▸ **Task directions**
Set the listing down again in full, word for word, with the pictures left out.

▸ **Recorded data**
# # # # # # #
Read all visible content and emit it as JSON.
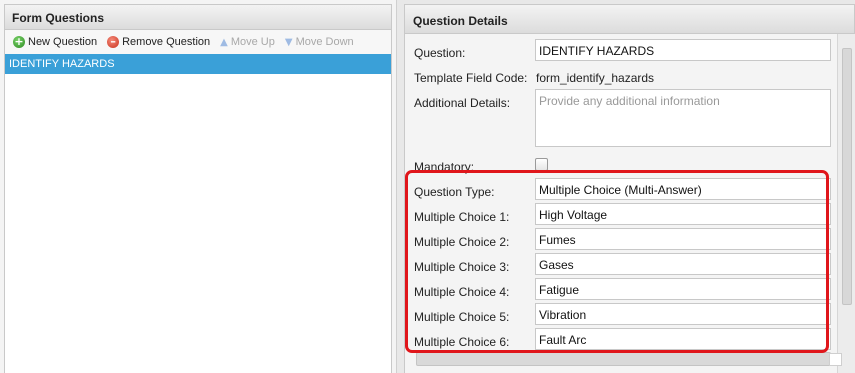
{
  "left": {
    "title": "Form Questions",
    "toolbar": {
      "new_label": "New Question",
      "remove_label": "Remove Question",
      "move_up_label": "Move Up",
      "move_down_label": "Move Down",
      "new_icon": "+",
      "remove_icon": "–",
      "up_icon": "▲",
      "down_icon": "▼"
    },
    "items": [
      {
        "label": "IDENTIFY HAZARDS"
      }
    ]
  },
  "right": {
    "title": "Question Details",
    "question_label": "Question:",
    "question_value": "IDENTIFY HAZARDS",
    "template_code_label": "Template Field Code:",
    "template_code_value": "form_identify_hazards",
    "additional_label": "Additional Details:",
    "additional_placeholder": "Provide any additional information",
    "mandatory_label": "Mandatory:",
    "question_type_label": "Question Type:",
    "question_type_value": "Multiple Choice (Multi-Answer)",
    "choices": [
      {
        "label": "Multiple Choice 1:",
        "value": "High Voltage"
      },
      {
        "label": "Multiple Choice 2:",
        "value": "Fumes"
      },
      {
        "label": "Multiple Choice 3:",
        "value": "Gases"
      },
      {
        "label": "Multiple Choice 4:",
        "value": "Fatigue"
      },
      {
        "label": "Multiple Choice 5:",
        "value": "Vibration"
      },
      {
        "label": "Multiple Choice 6:",
        "value": "Fault Arc"
      }
    ]
  },
  "colors": {
    "selection": "#3aa0d8",
    "highlight_border": "#e0161b"
  }
}
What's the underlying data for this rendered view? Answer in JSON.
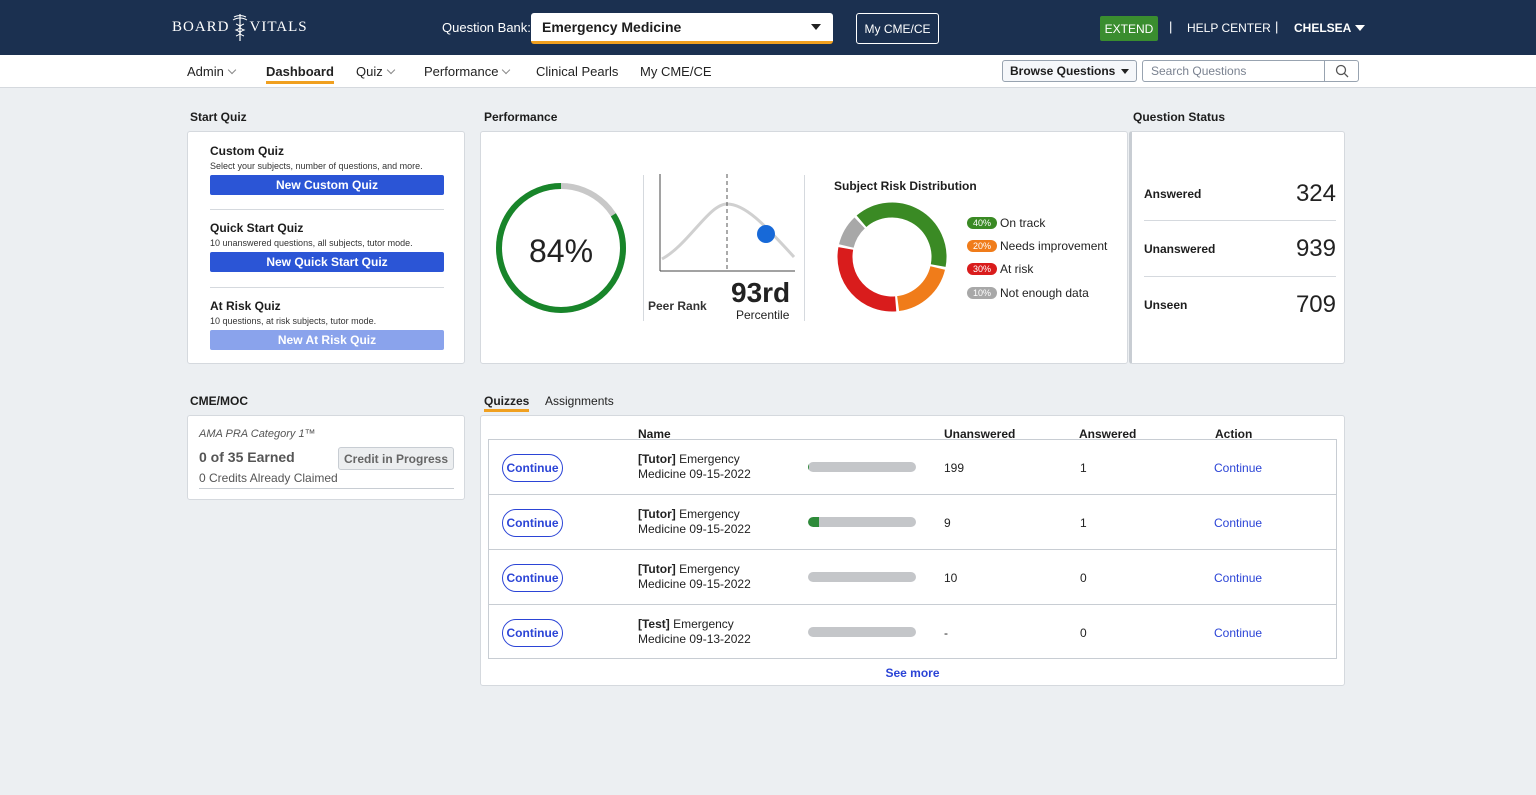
{
  "header": {
    "logo_left": "BOARD",
    "logo_right": "VITALS",
    "question_bank_label": "Question Bank:",
    "question_bank_value": "Emergency Medicine",
    "my_cme_button": "My CME/CE",
    "extend_button": "EXTEND",
    "separator": "|",
    "help_center": "HELP CENTER",
    "user_name": "CHELSEA"
  },
  "nav": {
    "items": [
      {
        "label": "Admin"
      },
      {
        "label": "Dashboard"
      },
      {
        "label": "Quiz"
      },
      {
        "label": "Performance"
      },
      {
        "label": "Clinical Pearls"
      },
      {
        "label": "My CME/CE"
      }
    ],
    "browse_button": "Browse Questions",
    "search_placeholder": "Search Questions"
  },
  "start_quiz": {
    "title": "Start Quiz",
    "blocks": [
      {
        "title": "Custom Quiz",
        "desc": "Select your subjects, number of questions, and more.",
        "button": "New Custom Quiz"
      },
      {
        "title": "Quick Start Quiz",
        "desc": "10 unanswered questions, all subjects, tutor mode.",
        "button": "New Quick Start Quiz"
      },
      {
        "title": "At Risk Quiz",
        "desc": "10 questions, at risk subjects, tutor mode.",
        "button": "New At Risk Quiz"
      }
    ]
  },
  "performance": {
    "title": "Performance",
    "score_pct": "84%",
    "score_value": 84,
    "peer_rank_label": "Peer Rank",
    "percentile_value": "93rd",
    "percentile_label": "Percentile",
    "risk_title": "Subject Risk Distribution",
    "risk": [
      {
        "pct": "40%",
        "label": "On track",
        "value": 40,
        "color": "#3a8a24"
      },
      {
        "pct": "20%",
        "label": "Needs improvement",
        "value": 20,
        "color": "#f07c1a"
      },
      {
        "pct": "30%",
        "label": "At risk",
        "value": 30,
        "color": "#d91c1c"
      },
      {
        "pct": "10%",
        "label": "Not enough data",
        "value": 10,
        "color": "#a8a8a8"
      }
    ]
  },
  "question_status": {
    "title": "Question Status",
    "rows": [
      {
        "label": "Answered",
        "value": "324"
      },
      {
        "label": "Unanswered",
        "value": "939"
      },
      {
        "label": "Unseen",
        "value": "709"
      }
    ]
  },
  "cme": {
    "title": "CME/MOC",
    "category": "AMA PRA Category 1™",
    "earned": "0 of 35 Earned",
    "credit_button": "Credit in Progress",
    "claimed": "0 Credits Already Claimed"
  },
  "quizzes": {
    "tabs": [
      "Quizzes",
      "Assignments"
    ],
    "headers": {
      "name": "Name",
      "unanswered": "Unanswered",
      "answered": "Answered",
      "action": "Action"
    },
    "rows": [
      {
        "button": "Continue",
        "tag": "[Tutor]",
        "name_line1": " Emergency",
        "name_line2": "Medicine 09-15-2022",
        "progress": 0.005,
        "unanswered": "199",
        "answered": "1",
        "action": "Continue"
      },
      {
        "button": "Continue",
        "tag": "[Tutor]",
        "name_line1": " Emergency",
        "name_line2": "Medicine 09-15-2022",
        "progress": 0.1,
        "unanswered": "9",
        "answered": "1",
        "action": "Continue"
      },
      {
        "button": "Continue",
        "tag": "[Tutor]",
        "name_line1": " Emergency",
        "name_line2": "Medicine 09-15-2022",
        "progress": 0,
        "unanswered": "10",
        "answered": "0",
        "action": "Continue"
      },
      {
        "button": "Continue",
        "tag": "[Test]",
        "name_line1": " Emergency",
        "name_line2": "Medicine 09-13-2022",
        "progress": 0,
        "unanswered": "-",
        "answered": "0",
        "action": "Continue"
      }
    ],
    "see_more": "See more"
  }
}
# # # # # # #
▸ **Final result**
Read all visible content and emit it as JSON.
{
  "left": {
    "title": "Form Questions",
    "toolbar": {
      "new_label": "New Question",
      "remove_label": "Remove Question",
      "move_up_label": "Move Up",
      "move_down_label": "Move Down",
      "new_icon": "+",
      "remove_icon": "–",
      "up_icon": "▲",
      "down_icon": "▼"
    },
    "items": [
      {
        "label": "IDENTIFY HAZARDS"
      }
    ]
  },
  "right": {
    "title": "Question Details",
    "question_label": "Question:",
    "question_value": "IDENTIFY HAZARDS",
    "template_code_label": "Template Field Code:",
    "template_code_value": "form_identify_hazards",
    "additional_label": "Additional Details:",
    "additional_placeholder": "Provide any additional information",
    "mandatory_label": "Mandatory:",
    "question_type_label": "Question Type:",
    "question_type_value": "Multiple Choice (Multi-Answer)",
    "choices": [
      {
        "label": "Multiple Choice 1:",
        "value": "High Voltage"
      },
      {
        "label": "Multiple Choice 2:",
        "value": "Fumes"
      },
      {
        "label": "Multiple Choice 3:",
        "value": "Gases"
      },
      {
        "label": "Multiple Choice 4:",
        "value": "Fatigue"
      },
      {
        "label": "Multiple Choice 5:",
        "value": "Vibration"
      },
      {
        "label": "Multiple Choice 6:",
        "value": "Fault Arc"
      }
    ]
  },
  "colors": {
    "selection": "#3aa0d8",
    "highlight_border": "#e0161b"
  }
}
What's the underlying data for this rendered view? Answer in JSON.
{
  "header": {
    "logo_left": "BOARD",
    "logo_right": "VITALS",
    "question_bank_label": "Question Bank:",
    "question_bank_value": "Emergency Medicine",
    "my_cme_button": "My CME/CE",
    "extend_button": "EXTEND",
    "separator": "|",
    "help_center": "HELP CENTER",
    "user_name": "CHELSEA"
  },
  "nav": {
    "items": [
      {
        "label": "Admin"
      },
      {
        "label": "Dashboard"
      },
      {
        "label": "Quiz"
      },
      {
        "label": "Performance"
      },
      {
        "label": "Clinical Pearls"
      },
      {
        "label": "My CME/CE"
      }
    ],
    "browse_button": "Browse Questions",
    "search_placeholder": "Search Questions"
  },
  "start_quiz": {
    "title": "Start Quiz",
    "blocks": [
      {
        "title": "Custom Quiz",
        "desc": "Select your subjects, number of questions, and more.",
        "button": "New Custom Quiz"
      },
      {
        "title": "Quick Start Quiz",
        "desc": "10 unanswered questions, all subjects, tutor mode.",
        "button": "New Quick Start Quiz"
      },
      {
        "title": "At Risk Quiz",
        "desc": "10 questions, at risk subjects, tutor mode.",
        "button": "New At Risk Quiz"
      }
    ]
  },
  "performance": {
    "title": "Performance",
    "score_pct": "84%",
    "score_value": 84,
    "peer_rank_label": "Peer Rank",
    "percentile_value": "93rd",
    "percentile_label": "Percentile",
    "risk_title": "Subject Risk Distribution",
    "risk": [
      {
        "pct": "40%",
        "label": "On track",
        "value": 40,
        "color": "#3a8a24"
      },
      {
        "pct": "20%",
        "label": "Needs improvement",
        "value": 20,
        "color": "#f07c1a"
      },
      {
        "pct": "30%",
        "label": "At risk",
        "value": 30,
        "color": "#d91c1c"
      },
      {
        "pct": "10%",
        "label": "Not enough data",
        "value": 10,
        "color": "#a8a8a8"
      }
    ]
  },
  "question_status": {
    "title": "Question Status",
    "rows": [
      {
        "label": "Answered",
        "value": "324"
      },
      {
        "label": "Unanswered",
        "value": "939"
      },
      {
        "label": "Unseen",
        "value": "709"
      }
    ]
  },
  "cme": {
    "title": "CME/MOC",
    "category": "AMA PRA Category 1™",
    "earned": "0 of 35 Earned",
    "credit_button": "Credit in Progress",
    "claimed": "0 Credits Already Claimed"
  },
  "quizzes": {
    "tabs": [
      "Quizzes",
      "Assignments"
    ],
    "headers": {
      "name": "Name",
      "unanswered": "Unanswered",
      "answered": "Answered",
      "action": "Action"
    },
    "rows": [
      {
        "button": "Continue",
        "tag": "[Tutor]",
        "name_line1": " Emergency",
        "name_line2": "Medicine 09-15-2022",
        "progress": 0.005,
        "unanswered": "199",
        "answered": "1",
        "action": "Continue"
      },
      {
        "button": "Continue",
        "tag": "[Tutor]",
        "name_line1": " Emergency",
        "name_line2": "Medicine 09-15-2022",
        "progress": 0.1,
        "unanswered": "9",
        "answered": "1",
        "action": "Continue"
      },
      {
        "button": "Continue",
        "tag": "[Tutor]",
        "name_line1": " Emergency",
        "name_line2": "Medicine 09-15-2022",
        "progress": 0,
        "unanswered": "10",
        "answered": "0",
        "action": "Continue"
      },
      {
        "button": "Continue",
        "tag": "[Test]",
        "name_line1": " Emergency",
        "name_line2": "Medicine 09-13-2022",
        "progress": 0,
        "unanswered": "-",
        "answered": "0",
        "action": "Continue"
      }
    ],
    "see_more": "See more"
  }
}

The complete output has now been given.